§ **RECORDS FOR THE EXERCISE**
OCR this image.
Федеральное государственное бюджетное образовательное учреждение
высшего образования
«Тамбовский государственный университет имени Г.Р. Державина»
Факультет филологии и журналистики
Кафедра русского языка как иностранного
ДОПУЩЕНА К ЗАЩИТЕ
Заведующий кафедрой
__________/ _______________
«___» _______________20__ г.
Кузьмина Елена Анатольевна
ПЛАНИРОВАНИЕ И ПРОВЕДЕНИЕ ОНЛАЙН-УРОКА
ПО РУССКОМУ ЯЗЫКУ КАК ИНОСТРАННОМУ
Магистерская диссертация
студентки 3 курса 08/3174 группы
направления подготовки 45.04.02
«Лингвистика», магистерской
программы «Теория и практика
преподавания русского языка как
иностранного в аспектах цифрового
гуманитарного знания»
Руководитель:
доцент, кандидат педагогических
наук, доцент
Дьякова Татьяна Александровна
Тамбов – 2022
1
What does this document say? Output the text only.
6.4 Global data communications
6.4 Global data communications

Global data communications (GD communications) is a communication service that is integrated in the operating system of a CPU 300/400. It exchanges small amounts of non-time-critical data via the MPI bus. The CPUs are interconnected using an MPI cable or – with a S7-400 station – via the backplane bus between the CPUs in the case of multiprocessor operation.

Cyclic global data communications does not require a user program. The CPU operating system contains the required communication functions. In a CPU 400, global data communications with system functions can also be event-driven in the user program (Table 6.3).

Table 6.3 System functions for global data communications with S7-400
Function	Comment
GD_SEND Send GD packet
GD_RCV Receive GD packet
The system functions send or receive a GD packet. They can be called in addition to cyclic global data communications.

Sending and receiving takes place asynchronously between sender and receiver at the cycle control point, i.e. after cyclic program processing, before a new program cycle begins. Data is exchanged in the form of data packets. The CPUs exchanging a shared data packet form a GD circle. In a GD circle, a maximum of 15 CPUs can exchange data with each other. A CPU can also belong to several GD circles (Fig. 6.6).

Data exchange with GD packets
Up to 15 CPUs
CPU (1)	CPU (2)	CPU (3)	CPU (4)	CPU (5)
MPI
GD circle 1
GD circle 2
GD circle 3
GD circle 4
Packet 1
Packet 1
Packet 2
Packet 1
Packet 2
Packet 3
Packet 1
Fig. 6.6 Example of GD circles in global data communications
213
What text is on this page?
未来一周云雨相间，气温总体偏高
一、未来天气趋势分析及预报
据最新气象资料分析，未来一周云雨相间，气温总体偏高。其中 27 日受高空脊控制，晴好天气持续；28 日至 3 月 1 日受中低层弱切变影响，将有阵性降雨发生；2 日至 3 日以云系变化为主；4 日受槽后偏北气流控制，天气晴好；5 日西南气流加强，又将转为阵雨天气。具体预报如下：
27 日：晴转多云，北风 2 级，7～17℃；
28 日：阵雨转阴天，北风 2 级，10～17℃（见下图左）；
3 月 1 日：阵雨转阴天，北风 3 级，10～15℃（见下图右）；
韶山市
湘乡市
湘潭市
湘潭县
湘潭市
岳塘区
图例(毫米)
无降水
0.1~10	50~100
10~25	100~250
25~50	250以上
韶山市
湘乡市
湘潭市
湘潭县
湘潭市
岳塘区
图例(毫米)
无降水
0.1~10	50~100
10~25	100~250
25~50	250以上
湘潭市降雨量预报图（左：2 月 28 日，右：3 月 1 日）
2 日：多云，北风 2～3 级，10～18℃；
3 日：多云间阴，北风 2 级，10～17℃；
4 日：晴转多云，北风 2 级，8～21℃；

§ **DIRECTIONS**
Give again only the lines of the material above that run from the one with "What text is on this page?" through the end, both included, exactly as they appear.

§ **WRITTEN ANSWER**
What text is on this page?
未来一周云雨相间，气温总体偏高
一、未来天气趋势分析及预报
据最新气象资料分析，未来一周云雨相间，气温总体偏高。其中 27 日受高空脊控制，晴好天气持续；28 日至 3 月 1 日受中低层弱切变影响，将有阵性降雨发生；2 日至 3 日以云系变化为主；4 日受槽后偏北气流控制，天气晴好；5 日西南气流加强，又将转为阵雨天气。具体预报如下：
27 日：晴转多云，北风 2 级，7～17℃；
28 日：阵雨转阴天，北风 2 级，10～17℃（见下图左）；
3 月 1 日：阵雨转阴天，北风 3 级，10～15℃（见下图右）；
韶山市
湘乡市
湘潭市
湘潭县
湘潭市
岳塘区
图例(毫米)
无降水
0.1~10	50~100
10~25	100~250
25~50	250以上
韶山市
湘乡市
湘潭市
湘潭县
湘潭市
岳塘区
图例(毫米)
无降水
0.1~10	50~100
10~25	100~250
25~50	250以上
湘潭市降雨量预报图（左：2 月 28 日，右：3 月 1 日）
2 日：多云，北风 2～3 级，10～18℃；
3 日：多云间阴，北风 2 级，10～17℃；
4 日：晴转多云，北风 2 级，8～21℃；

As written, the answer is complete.